##### Input rows #####

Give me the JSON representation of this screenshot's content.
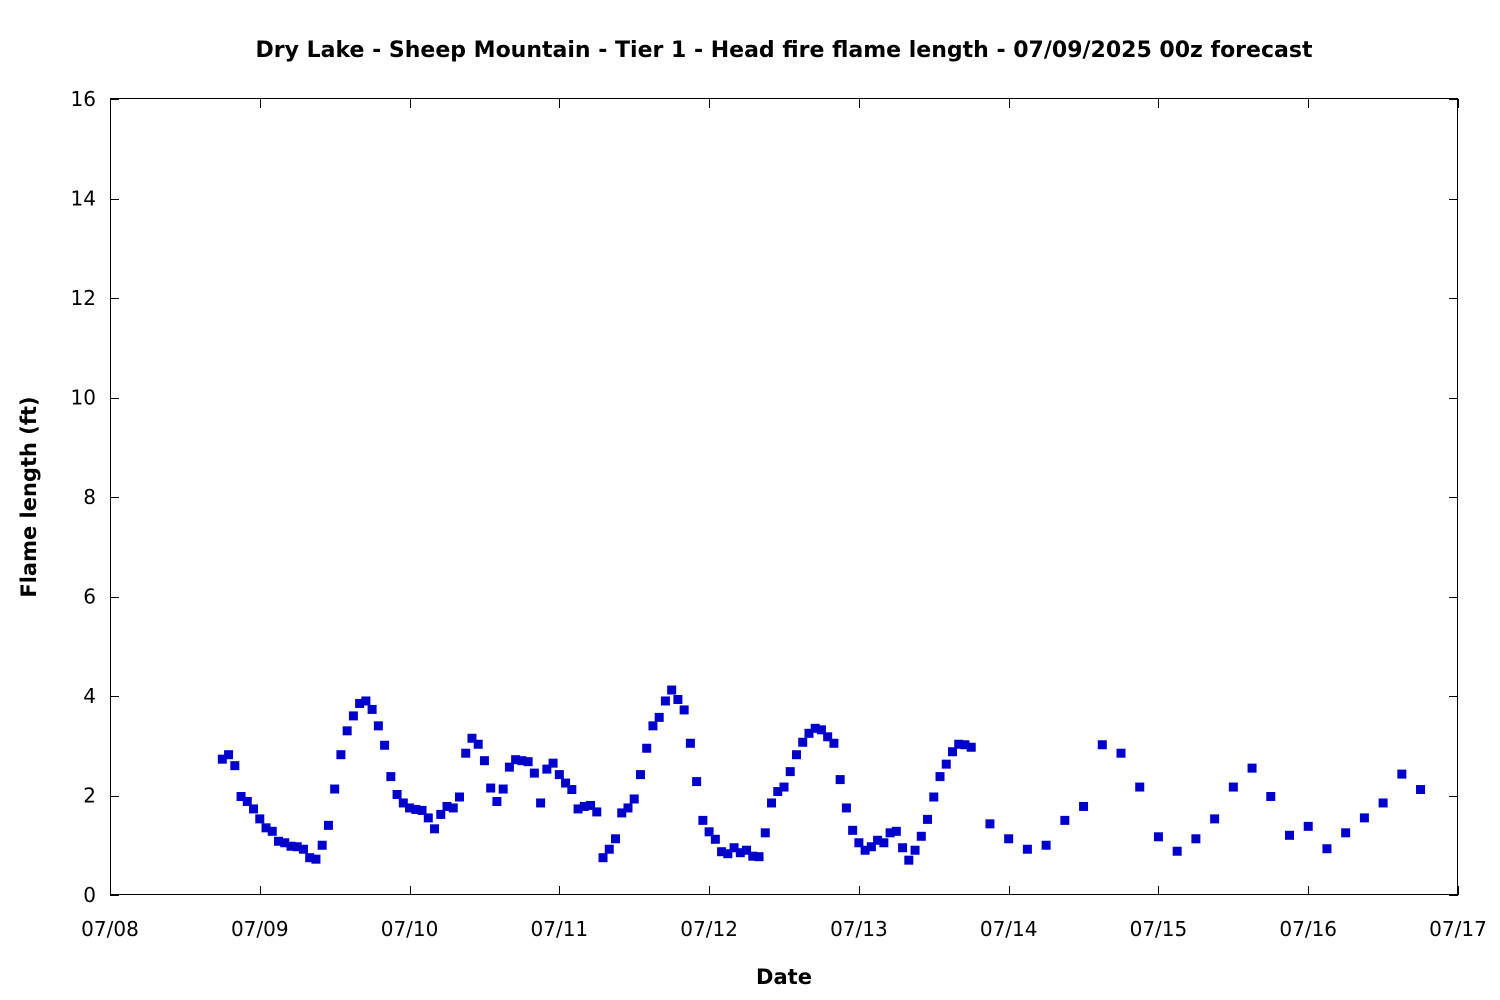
{
  "chart_data": {
    "type": "scatter",
    "title": "Dry Lake - Sheep Mountain - Tier 1 - Head fire flame length - 07/09/2025 00z forecast",
    "xlabel": "Date",
    "ylabel": "Flame length (ft)",
    "x_axis": "date",
    "x_start": "07/08",
    "x_tick_labels": [
      "07/08",
      "07/09",
      "07/10",
      "07/11",
      "07/12",
      "07/13",
      "07/14",
      "07/15",
      "07/16",
      "07/17"
    ],
    "y_ticks": [
      0,
      2,
      4,
      6,
      8,
      10,
      12,
      14,
      16
    ],
    "ylim": [
      0,
      16
    ],
    "grid": false,
    "marker": "square",
    "color": "#0000CC",
    "series": [
      {
        "points": [
          [
            "07/08 18:00",
            2.73
          ],
          [
            "07/08 19:00",
            2.82
          ],
          [
            "07/08 20:00",
            2.6
          ],
          [
            "07/08 21:00",
            1.98
          ],
          [
            "07/08 22:00",
            1.88
          ],
          [
            "07/08 23:00",
            1.73
          ],
          [
            "07/09 00:00",
            1.53
          ],
          [
            "07/09 01:00",
            1.35
          ],
          [
            "07/09 02:00",
            1.28
          ],
          [
            "07/09 03:00",
            1.08
          ],
          [
            "07/09 04:00",
            1.05
          ],
          [
            "07/09 05:00",
            0.98
          ],
          [
            "07/09 06:00",
            0.97
          ],
          [
            "07/09 07:00",
            0.92
          ],
          [
            "07/09 08:00",
            0.75
          ],
          [
            "07/09 09:00",
            0.72
          ],
          [
            "07/09 10:00",
            1.0
          ],
          [
            "07/09 11:00",
            1.4
          ],
          [
            "07/09 12:00",
            2.13
          ],
          [
            "07/09 13:00",
            2.82
          ],
          [
            "07/09 14:00",
            3.3
          ],
          [
            "07/09 15:00",
            3.6
          ],
          [
            "07/09 16:00",
            3.85
          ],
          [
            "07/09 17:00",
            3.9
          ],
          [
            "07/09 18:00",
            3.73
          ],
          [
            "07/09 19:00",
            3.4
          ],
          [
            "07/09 20:00",
            3.01
          ],
          [
            "07/09 21:00",
            2.38
          ],
          [
            "07/09 22:00",
            2.02
          ],
          [
            "07/09 23:00",
            1.85
          ],
          [
            "07/10 00:00",
            1.75
          ],
          [
            "07/10 01:00",
            1.72
          ],
          [
            "07/10 02:00",
            1.7
          ],
          [
            "07/10 03:00",
            1.55
          ],
          [
            "07/10 04:00",
            1.33
          ],
          [
            "07/10 05:00",
            1.62
          ],
          [
            "07/10 06:00",
            1.78
          ],
          [
            "07/10 07:00",
            1.75
          ],
          [
            "07/10 08:00",
            1.97
          ],
          [
            "07/10 09:00",
            2.85
          ],
          [
            "07/10 10:00",
            3.15
          ],
          [
            "07/10 11:00",
            3.03
          ],
          [
            "07/10 12:00",
            2.7
          ],
          [
            "07/10 13:00",
            2.15
          ],
          [
            "07/10 14:00",
            1.88
          ],
          [
            "07/10 15:00",
            2.13
          ],
          [
            "07/10 16:00",
            2.57
          ],
          [
            "07/10 17:00",
            2.72
          ],
          [
            "07/10 18:00",
            2.7
          ],
          [
            "07/10 19:00",
            2.68
          ],
          [
            "07/10 20:00",
            2.45
          ],
          [
            "07/10 21:00",
            1.85
          ],
          [
            "07/10 22:00",
            2.53
          ],
          [
            "07/10 23:00",
            2.65
          ],
          [
            "07/11 00:00",
            2.42
          ],
          [
            "07/11 01:00",
            2.25
          ],
          [
            "07/11 02:00",
            2.12
          ],
          [
            "07/11 03:00",
            1.73
          ],
          [
            "07/11 04:00",
            1.78
          ],
          [
            "07/11 05:00",
            1.8
          ],
          [
            "07/11 06:00",
            1.67
          ],
          [
            "07/11 07:00",
            0.75
          ],
          [
            "07/11 08:00",
            0.92
          ],
          [
            "07/11 09:00",
            1.13
          ],
          [
            "07/11 10:00",
            1.65
          ],
          [
            "07/11 11:00",
            1.75
          ],
          [
            "07/11 12:00",
            1.93
          ],
          [
            "07/11 13:00",
            2.42
          ],
          [
            "07/11 14:00",
            2.95
          ],
          [
            "07/11 15:00",
            3.4
          ],
          [
            "07/11 16:00",
            3.57
          ],
          [
            "07/11 17:00",
            3.9
          ],
          [
            "07/11 18:00",
            4.12
          ],
          [
            "07/11 19:00",
            3.93
          ],
          [
            "07/11 20:00",
            3.72
          ],
          [
            "07/11 21:00",
            3.05
          ],
          [
            "07/11 22:00",
            2.28
          ],
          [
            "07/11 23:00",
            1.5
          ],
          [
            "07/12 00:00",
            1.27
          ],
          [
            "07/12 01:00",
            1.12
          ],
          [
            "07/12 02:00",
            0.87
          ],
          [
            "07/12 03:00",
            0.83
          ],
          [
            "07/12 04:00",
            0.95
          ],
          [
            "07/12 05:00",
            0.85
          ],
          [
            "07/12 06:00",
            0.9
          ],
          [
            "07/12 07:00",
            0.78
          ],
          [
            "07/12 08:00",
            0.77
          ],
          [
            "07/12 09:00",
            1.25
          ],
          [
            "07/12 10:00",
            1.85
          ],
          [
            "07/12 11:00",
            2.08
          ],
          [
            "07/12 12:00",
            2.17
          ],
          [
            "07/12 13:00",
            2.48
          ],
          [
            "07/12 14:00",
            2.82
          ],
          [
            "07/12 15:00",
            3.07
          ],
          [
            "07/12 16:00",
            3.25
          ],
          [
            "07/12 17:00",
            3.35
          ],
          [
            "07/12 18:00",
            3.32
          ],
          [
            "07/12 19:00",
            3.18
          ],
          [
            "07/12 20:00",
            3.05
          ],
          [
            "07/12 21:00",
            2.32
          ],
          [
            "07/12 22:00",
            1.75
          ],
          [
            "07/12 23:00",
            1.3
          ],
          [
            "07/13 00:00",
            1.05
          ],
          [
            "07/13 01:00",
            0.9
          ],
          [
            "07/13 02:00",
            0.97
          ],
          [
            "07/13 03:00",
            1.1
          ],
          [
            "07/13 04:00",
            1.05
          ],
          [
            "07/13 05:00",
            1.25
          ],
          [
            "07/13 06:00",
            1.28
          ],
          [
            "07/13 07:00",
            0.95
          ],
          [
            "07/13 08:00",
            0.7
          ],
          [
            "07/13 09:00",
            0.9
          ],
          [
            "07/13 10:00",
            1.18
          ],
          [
            "07/13 11:00",
            1.52
          ],
          [
            "07/13 12:00",
            1.97
          ],
          [
            "07/13 13:00",
            2.38
          ],
          [
            "07/13 14:00",
            2.63
          ],
          [
            "07/13 15:00",
            2.88
          ],
          [
            "07/13 16:00",
            3.03
          ],
          [
            "07/13 17:00",
            3.02
          ],
          [
            "07/13 18:00",
            2.97
          ],
          [
            "07/13 21:00",
            1.43
          ],
          [
            "07/14 00:00",
            1.13
          ],
          [
            "07/14 03:00",
            0.92
          ],
          [
            "07/14 06:00",
            1.0
          ],
          [
            "07/14 09:00",
            1.5
          ],
          [
            "07/14 12:00",
            1.78
          ],
          [
            "07/14 15:00",
            3.02
          ],
          [
            "07/14 18:00",
            2.85
          ],
          [
            "07/14 21:00",
            2.17
          ],
          [
            "07/15 00:00",
            1.17
          ],
          [
            "07/15 03:00",
            0.88
          ],
          [
            "07/15 06:00",
            1.13
          ],
          [
            "07/15 09:00",
            1.53
          ],
          [
            "07/15 12:00",
            2.17
          ],
          [
            "07/15 15:00",
            2.55
          ],
          [
            "07/15 18:00",
            1.98
          ],
          [
            "07/15 21:00",
            1.2
          ],
          [
            "07/16 00:00",
            1.38
          ],
          [
            "07/16 03:00",
            0.93
          ],
          [
            "07/16 06:00",
            1.25
          ],
          [
            "07/16 09:00",
            1.55
          ],
          [
            "07/16 12:00",
            1.85
          ],
          [
            "07/16 15:00",
            2.43
          ],
          [
            "07/16 18:00",
            2.12
          ]
        ]
      }
    ]
  }
}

#####

» What to produce
Show every line above in which the word "length" occurs.

» Exercise solution
    "title": "Dry Lake - Sheep Mountain - Tier 1 - Head fire flame length - 07/09/2025 00z forecast",
    "ylabel": "Flame length (ft)",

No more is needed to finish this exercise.